_Exercise input_.
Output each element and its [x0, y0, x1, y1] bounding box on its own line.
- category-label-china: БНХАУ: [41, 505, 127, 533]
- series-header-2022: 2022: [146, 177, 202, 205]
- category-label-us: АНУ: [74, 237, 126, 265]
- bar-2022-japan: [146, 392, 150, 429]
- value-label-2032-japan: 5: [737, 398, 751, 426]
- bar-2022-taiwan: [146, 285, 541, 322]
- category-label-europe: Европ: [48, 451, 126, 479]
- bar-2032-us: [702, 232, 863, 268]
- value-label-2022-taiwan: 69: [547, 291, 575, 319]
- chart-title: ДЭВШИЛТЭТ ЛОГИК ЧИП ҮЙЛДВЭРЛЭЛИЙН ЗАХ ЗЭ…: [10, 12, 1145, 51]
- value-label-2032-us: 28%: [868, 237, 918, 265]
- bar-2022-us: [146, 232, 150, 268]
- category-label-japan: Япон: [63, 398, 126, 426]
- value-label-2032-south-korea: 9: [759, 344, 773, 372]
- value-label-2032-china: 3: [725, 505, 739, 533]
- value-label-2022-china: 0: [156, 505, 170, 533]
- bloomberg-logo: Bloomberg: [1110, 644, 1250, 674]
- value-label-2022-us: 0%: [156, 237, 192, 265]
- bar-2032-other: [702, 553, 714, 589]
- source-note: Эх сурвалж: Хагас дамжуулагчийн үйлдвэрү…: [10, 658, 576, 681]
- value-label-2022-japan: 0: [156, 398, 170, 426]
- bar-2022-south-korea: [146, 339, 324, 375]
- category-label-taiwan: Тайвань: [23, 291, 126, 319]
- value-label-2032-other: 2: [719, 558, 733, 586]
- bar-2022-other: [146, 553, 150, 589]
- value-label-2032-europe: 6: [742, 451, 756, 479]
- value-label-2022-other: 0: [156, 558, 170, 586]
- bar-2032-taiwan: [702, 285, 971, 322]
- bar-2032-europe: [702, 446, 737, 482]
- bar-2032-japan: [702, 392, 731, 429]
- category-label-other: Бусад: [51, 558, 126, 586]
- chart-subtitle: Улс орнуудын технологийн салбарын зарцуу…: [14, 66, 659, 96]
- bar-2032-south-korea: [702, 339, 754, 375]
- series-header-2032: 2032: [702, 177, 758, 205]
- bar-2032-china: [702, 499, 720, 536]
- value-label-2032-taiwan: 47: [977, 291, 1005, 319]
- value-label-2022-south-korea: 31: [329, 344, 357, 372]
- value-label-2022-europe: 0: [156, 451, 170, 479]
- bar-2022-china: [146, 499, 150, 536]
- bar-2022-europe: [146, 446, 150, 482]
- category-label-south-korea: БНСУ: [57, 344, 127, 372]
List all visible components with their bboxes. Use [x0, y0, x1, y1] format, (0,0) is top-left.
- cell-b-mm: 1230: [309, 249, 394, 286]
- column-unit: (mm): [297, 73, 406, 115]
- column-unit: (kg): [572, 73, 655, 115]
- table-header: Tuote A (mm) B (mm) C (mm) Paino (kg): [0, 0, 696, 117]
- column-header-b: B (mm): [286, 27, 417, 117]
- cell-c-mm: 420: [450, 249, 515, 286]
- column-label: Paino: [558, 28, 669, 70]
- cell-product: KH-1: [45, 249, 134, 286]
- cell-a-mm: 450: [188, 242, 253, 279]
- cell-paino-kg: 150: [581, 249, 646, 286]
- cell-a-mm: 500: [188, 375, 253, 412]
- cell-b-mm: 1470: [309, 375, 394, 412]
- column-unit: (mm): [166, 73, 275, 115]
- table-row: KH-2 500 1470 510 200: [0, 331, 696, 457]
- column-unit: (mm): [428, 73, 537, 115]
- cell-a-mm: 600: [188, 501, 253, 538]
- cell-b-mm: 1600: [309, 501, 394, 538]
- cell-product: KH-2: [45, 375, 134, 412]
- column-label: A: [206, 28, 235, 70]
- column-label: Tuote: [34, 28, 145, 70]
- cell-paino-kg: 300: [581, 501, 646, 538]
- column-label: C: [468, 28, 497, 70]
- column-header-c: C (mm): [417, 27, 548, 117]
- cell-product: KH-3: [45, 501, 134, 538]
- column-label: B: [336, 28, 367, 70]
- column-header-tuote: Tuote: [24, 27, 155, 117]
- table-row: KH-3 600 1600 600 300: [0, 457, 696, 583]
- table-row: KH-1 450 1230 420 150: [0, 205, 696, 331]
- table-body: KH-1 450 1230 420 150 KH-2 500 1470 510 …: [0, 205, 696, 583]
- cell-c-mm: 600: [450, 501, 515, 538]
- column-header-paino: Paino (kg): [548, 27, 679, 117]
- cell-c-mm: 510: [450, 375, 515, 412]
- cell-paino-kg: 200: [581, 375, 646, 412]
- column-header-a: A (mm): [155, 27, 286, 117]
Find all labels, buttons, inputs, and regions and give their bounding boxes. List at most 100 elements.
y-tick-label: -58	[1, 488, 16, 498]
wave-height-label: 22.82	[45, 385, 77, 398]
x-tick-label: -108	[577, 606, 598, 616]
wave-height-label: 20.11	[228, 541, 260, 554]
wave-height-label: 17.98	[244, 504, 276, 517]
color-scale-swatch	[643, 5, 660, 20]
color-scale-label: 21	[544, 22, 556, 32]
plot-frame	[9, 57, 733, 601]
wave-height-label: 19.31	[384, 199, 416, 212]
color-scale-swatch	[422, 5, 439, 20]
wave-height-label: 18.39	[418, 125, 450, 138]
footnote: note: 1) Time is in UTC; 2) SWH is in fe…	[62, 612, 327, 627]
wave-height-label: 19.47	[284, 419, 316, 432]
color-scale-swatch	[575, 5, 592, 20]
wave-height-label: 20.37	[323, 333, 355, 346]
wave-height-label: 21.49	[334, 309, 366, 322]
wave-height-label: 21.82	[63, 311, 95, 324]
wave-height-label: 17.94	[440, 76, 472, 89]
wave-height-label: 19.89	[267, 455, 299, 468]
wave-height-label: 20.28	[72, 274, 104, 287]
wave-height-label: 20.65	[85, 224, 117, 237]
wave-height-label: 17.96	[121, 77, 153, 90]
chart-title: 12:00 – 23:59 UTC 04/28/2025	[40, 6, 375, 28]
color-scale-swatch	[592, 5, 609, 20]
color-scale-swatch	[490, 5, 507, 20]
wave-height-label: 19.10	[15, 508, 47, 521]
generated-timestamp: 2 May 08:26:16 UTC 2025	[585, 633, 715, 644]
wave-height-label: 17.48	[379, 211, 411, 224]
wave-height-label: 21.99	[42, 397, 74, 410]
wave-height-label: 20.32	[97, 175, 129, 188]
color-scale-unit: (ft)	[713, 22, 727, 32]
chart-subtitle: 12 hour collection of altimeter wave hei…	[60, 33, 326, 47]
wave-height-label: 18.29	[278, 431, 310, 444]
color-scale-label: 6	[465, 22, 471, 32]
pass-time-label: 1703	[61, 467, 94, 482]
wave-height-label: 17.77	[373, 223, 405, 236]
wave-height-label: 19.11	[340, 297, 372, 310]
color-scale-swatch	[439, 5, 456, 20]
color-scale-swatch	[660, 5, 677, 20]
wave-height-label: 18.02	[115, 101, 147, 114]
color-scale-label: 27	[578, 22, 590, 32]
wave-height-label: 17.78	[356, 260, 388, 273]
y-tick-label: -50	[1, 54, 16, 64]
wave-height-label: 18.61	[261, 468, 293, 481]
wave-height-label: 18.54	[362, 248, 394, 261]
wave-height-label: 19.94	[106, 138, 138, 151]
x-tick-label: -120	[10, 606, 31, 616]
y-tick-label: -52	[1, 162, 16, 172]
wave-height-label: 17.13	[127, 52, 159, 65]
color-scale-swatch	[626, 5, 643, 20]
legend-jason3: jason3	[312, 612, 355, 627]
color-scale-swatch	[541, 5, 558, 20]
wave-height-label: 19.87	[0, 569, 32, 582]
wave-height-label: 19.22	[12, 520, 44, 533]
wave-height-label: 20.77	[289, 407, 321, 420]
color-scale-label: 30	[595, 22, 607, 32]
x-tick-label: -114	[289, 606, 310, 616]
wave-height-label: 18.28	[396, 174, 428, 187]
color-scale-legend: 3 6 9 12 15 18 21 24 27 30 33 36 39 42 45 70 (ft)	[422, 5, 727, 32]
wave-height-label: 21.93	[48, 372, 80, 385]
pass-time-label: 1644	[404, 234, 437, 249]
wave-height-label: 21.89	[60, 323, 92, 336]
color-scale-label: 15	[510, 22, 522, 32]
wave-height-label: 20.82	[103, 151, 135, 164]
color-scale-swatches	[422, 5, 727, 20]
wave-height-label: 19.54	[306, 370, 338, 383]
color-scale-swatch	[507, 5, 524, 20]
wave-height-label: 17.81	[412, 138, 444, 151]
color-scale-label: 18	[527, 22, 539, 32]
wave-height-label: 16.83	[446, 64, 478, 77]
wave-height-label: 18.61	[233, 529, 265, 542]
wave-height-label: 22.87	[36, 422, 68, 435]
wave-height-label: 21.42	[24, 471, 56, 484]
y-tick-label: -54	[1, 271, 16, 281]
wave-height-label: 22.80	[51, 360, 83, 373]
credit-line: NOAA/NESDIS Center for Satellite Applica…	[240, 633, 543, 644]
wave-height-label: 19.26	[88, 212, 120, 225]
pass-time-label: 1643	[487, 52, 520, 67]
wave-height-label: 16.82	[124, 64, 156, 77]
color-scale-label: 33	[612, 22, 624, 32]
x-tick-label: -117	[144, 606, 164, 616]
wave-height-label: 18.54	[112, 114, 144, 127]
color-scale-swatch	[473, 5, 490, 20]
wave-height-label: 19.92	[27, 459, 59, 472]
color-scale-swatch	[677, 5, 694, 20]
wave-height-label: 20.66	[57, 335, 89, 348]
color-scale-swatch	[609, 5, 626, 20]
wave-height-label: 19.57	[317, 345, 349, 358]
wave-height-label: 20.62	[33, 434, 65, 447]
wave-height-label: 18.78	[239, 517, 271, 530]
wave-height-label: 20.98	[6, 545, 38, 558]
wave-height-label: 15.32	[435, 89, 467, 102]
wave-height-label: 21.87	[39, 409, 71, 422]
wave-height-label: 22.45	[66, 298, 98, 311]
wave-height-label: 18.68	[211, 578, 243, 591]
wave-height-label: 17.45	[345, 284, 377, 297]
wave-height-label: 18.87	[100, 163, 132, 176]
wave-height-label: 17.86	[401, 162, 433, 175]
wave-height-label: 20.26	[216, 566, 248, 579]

_Written request_. Copy out the rows word for word, from the first row of the records down to and including the row with "- series-header-2032: 2032: [702, 177, 758, 205]".

_Problem solution_.
Output each element and its [x0, y0, x1, y1] bounding box on its own line.
- category-label-china: БНХАУ: [41, 505, 127, 533]
- series-header-2022: 2022: [146, 177, 202, 205]
- category-label-us: АНУ: [74, 237, 126, 265]
- bar-2022-japan: [146, 392, 150, 429]
- value-label-2032-japan: 5: [737, 398, 751, 426]
- bar-2022-taiwan: [146, 285, 541, 322]
- category-label-europe: Европ: [48, 451, 126, 479]
- bar-2032-us: [702, 232, 863, 268]
- value-label-2022-taiwan: 69: [547, 291, 575, 319]
- chart-title: ДЭВШИЛТЭТ ЛОГИК ЧИП ҮЙЛДВЭРЛЭЛИЙН ЗАХ ЗЭ…: [10, 12, 1145, 51]
- value-label-2032-us: 28%: [868, 237, 918, 265]
- bar-2022-us: [146, 232, 150, 268]
- category-label-japan: Япон: [63, 398, 126, 426]
- value-label-2032-south-korea: 9: [759, 344, 773, 372]
- value-label-2032-china: 3: [725, 505, 739, 533]
- value-label-2022-china: 0: [156, 505, 170, 533]
- bloomberg-logo: Bloomberg: [1110, 644, 1250, 674]
- value-label-2022-us: 0%: [156, 237, 192, 265]
- bar-2032-other: [702, 553, 714, 589]
- source-note: Эх сурвалж: Хагас дамжуулагчийн үйлдвэрү…: [10, 658, 576, 681]
- value-label-2022-japan: 0: [156, 398, 170, 426]
- bar-2022-south-korea: [146, 339, 324, 375]
- category-label-taiwan: Тайвань: [23, 291, 126, 319]
- value-label-2032-other: 2: [719, 558, 733, 586]
- bar-2022-other: [146, 553, 150, 589]
- value-label-2032-europe: 6: [742, 451, 756, 479]
- value-label-2022-other: 0: [156, 558, 170, 586]
- bar-2032-taiwan: [702, 285, 971, 322]
- bar-2032-europe: [702, 446, 737, 482]
- bar-2032-japan: [702, 392, 731, 429]
- category-label-other: Бусад: [51, 558, 126, 586]
- chart-subtitle: Улс орнуудын технологийн салбарын зарцуу…: [14, 66, 659, 96]
- bar-2032-south-korea: [702, 339, 754, 375]
- series-header-2032: 2032: [702, 177, 758, 205]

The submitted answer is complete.